Data items
+ + + +

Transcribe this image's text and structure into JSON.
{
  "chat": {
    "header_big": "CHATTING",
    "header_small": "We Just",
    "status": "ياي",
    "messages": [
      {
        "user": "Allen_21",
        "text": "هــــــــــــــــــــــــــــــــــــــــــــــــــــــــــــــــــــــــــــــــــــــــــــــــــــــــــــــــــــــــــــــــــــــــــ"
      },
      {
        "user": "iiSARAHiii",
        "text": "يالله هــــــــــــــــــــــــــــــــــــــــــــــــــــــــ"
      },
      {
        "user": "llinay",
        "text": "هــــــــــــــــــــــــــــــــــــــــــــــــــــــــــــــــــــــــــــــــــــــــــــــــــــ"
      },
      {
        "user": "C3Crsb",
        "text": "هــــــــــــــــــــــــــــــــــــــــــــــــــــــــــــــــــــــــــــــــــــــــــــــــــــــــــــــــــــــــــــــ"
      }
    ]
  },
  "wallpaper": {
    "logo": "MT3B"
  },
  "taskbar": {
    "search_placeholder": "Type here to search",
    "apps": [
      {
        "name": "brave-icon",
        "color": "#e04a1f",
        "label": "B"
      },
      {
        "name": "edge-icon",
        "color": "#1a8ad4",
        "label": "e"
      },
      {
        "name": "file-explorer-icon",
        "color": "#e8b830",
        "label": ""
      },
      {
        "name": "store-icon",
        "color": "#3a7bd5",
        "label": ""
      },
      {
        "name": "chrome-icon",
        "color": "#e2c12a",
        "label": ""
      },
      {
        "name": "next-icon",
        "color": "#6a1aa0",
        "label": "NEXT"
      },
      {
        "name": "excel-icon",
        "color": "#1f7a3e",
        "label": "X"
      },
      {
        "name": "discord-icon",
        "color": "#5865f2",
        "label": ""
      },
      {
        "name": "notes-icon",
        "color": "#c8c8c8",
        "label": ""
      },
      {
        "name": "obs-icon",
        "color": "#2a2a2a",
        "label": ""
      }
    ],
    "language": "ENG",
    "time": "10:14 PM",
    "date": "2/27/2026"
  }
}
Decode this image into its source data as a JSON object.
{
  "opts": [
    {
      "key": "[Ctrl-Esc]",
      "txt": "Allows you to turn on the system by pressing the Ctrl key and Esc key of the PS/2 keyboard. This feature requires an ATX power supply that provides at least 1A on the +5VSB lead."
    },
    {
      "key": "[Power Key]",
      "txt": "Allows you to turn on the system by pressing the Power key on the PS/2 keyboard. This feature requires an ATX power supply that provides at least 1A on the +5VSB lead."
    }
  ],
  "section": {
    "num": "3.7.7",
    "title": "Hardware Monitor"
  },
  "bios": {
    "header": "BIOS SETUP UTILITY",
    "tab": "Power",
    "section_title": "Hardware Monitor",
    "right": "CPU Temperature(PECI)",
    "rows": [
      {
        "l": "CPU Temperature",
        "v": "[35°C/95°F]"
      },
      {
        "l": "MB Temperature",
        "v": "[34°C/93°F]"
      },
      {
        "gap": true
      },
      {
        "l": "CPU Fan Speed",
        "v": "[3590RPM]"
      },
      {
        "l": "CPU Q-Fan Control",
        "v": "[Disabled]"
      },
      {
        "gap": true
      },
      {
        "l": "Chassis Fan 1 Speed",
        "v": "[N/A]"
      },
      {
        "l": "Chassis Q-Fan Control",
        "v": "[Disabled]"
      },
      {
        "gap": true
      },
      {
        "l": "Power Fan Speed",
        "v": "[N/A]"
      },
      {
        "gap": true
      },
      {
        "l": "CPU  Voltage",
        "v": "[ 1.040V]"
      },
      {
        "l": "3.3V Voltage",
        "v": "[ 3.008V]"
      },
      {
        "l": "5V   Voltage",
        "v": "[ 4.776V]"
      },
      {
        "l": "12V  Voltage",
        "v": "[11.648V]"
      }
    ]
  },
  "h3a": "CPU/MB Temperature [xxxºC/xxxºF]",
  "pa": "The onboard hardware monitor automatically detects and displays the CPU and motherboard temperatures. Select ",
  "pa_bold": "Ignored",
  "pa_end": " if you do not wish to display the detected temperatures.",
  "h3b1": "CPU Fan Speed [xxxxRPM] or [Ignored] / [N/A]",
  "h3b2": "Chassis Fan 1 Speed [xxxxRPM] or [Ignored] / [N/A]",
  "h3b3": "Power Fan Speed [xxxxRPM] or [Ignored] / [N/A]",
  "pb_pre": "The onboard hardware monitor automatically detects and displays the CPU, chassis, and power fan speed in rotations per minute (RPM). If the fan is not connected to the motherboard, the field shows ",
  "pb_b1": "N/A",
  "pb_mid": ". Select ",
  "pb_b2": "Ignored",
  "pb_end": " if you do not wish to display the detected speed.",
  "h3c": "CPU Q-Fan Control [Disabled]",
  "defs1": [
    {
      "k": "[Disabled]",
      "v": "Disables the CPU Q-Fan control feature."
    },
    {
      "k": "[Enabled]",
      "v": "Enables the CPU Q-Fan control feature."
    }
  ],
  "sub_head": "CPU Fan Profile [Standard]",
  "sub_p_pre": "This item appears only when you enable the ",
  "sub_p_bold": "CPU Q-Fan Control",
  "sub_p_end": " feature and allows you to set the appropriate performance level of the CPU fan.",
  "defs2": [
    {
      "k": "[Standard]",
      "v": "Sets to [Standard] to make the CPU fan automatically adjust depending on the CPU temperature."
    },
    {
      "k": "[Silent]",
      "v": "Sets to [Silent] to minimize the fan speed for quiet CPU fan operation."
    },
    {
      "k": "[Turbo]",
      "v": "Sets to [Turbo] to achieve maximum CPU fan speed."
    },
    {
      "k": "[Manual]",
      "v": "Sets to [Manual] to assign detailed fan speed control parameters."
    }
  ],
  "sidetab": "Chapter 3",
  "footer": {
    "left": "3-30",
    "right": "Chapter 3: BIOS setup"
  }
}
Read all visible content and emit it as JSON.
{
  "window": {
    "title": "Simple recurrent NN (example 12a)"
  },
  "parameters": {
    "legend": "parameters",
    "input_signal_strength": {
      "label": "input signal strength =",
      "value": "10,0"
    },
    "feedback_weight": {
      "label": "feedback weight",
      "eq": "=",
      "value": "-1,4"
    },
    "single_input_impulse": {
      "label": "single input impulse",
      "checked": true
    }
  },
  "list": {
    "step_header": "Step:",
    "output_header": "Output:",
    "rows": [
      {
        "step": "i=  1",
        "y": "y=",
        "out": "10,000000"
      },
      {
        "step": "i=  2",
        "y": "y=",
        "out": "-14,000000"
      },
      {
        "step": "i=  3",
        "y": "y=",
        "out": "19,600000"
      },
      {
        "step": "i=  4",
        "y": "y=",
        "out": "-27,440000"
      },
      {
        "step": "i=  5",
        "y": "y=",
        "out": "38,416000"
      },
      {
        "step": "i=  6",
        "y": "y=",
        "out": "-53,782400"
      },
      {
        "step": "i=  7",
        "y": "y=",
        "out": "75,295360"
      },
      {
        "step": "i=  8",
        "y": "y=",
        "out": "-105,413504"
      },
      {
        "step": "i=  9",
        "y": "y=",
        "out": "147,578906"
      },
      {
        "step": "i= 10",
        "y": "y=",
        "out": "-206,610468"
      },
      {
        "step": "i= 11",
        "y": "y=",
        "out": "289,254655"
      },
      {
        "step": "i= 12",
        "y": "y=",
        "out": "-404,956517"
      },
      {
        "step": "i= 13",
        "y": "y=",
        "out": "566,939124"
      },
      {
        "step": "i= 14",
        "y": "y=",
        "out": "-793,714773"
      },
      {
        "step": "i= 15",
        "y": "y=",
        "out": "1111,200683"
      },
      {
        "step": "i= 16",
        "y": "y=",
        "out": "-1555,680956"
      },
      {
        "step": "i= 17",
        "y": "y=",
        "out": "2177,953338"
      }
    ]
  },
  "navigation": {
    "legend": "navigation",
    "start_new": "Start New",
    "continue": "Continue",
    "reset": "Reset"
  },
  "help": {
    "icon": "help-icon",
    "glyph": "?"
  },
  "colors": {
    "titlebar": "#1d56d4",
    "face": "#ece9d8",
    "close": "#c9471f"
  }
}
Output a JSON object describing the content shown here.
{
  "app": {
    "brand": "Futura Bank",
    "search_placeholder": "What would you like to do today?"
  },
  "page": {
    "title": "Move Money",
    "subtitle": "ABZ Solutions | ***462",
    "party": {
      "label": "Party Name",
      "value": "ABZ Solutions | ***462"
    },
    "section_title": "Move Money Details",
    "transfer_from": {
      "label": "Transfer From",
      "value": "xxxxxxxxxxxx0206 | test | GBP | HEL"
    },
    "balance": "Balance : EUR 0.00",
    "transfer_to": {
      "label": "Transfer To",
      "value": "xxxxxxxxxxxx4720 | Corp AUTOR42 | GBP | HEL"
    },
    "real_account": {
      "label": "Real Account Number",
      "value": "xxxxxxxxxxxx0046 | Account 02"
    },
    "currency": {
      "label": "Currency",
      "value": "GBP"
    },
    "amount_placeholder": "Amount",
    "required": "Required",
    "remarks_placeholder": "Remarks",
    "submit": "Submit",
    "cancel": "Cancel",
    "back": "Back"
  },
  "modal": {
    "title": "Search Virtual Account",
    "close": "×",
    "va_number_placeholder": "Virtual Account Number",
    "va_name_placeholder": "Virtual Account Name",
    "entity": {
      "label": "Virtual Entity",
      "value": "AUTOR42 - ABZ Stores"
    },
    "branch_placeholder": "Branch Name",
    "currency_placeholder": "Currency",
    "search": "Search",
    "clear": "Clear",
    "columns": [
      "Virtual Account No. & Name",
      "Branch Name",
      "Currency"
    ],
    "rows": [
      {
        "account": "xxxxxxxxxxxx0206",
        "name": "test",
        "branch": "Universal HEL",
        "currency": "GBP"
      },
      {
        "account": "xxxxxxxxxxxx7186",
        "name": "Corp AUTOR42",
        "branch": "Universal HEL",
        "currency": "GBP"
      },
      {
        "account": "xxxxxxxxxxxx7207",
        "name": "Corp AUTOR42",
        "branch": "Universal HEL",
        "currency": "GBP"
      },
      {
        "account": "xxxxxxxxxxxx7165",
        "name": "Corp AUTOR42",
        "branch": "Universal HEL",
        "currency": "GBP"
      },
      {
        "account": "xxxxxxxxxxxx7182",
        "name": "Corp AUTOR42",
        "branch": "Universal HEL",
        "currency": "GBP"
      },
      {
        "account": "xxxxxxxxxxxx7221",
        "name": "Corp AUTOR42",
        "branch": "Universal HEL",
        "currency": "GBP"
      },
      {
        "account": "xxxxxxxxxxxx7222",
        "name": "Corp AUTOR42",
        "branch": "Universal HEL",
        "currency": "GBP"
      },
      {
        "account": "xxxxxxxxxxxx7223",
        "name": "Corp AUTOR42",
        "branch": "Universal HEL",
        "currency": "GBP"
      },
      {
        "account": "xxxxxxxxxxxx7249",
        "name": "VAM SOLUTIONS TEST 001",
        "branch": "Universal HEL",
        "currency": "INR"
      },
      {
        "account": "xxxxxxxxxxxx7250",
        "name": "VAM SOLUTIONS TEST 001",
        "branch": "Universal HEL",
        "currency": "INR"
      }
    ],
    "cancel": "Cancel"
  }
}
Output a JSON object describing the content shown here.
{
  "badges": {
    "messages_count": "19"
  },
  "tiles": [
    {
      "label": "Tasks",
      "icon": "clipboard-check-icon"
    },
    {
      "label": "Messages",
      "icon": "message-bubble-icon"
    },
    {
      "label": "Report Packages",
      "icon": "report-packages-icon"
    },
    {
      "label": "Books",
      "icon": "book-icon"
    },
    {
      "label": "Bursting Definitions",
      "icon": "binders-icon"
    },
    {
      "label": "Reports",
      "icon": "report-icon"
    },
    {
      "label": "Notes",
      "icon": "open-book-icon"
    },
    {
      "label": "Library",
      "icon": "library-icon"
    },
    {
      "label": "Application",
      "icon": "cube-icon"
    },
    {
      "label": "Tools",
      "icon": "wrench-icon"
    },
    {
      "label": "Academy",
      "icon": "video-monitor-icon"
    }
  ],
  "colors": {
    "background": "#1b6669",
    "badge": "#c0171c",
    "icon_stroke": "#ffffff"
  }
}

+ + + +

▶ **SET PROBLEM**: Your task is to gather all lines from the entries above that hold the word "turn".

▶ **SOLUTION FOR THIS TASK**:
      "txt": "Allows you to turn on the system by pressing the Ctrl key and Esc key of the PS/2 keyboard. This feature requires an ATX power supply that provides at least 1A on the +5VSB lead."
      "txt": "Allows you to turn on the system by pressing the Power key on the PS/2 keyboard. This feature requires an ATX power supply that provides at least 1A on the +5VSB lead."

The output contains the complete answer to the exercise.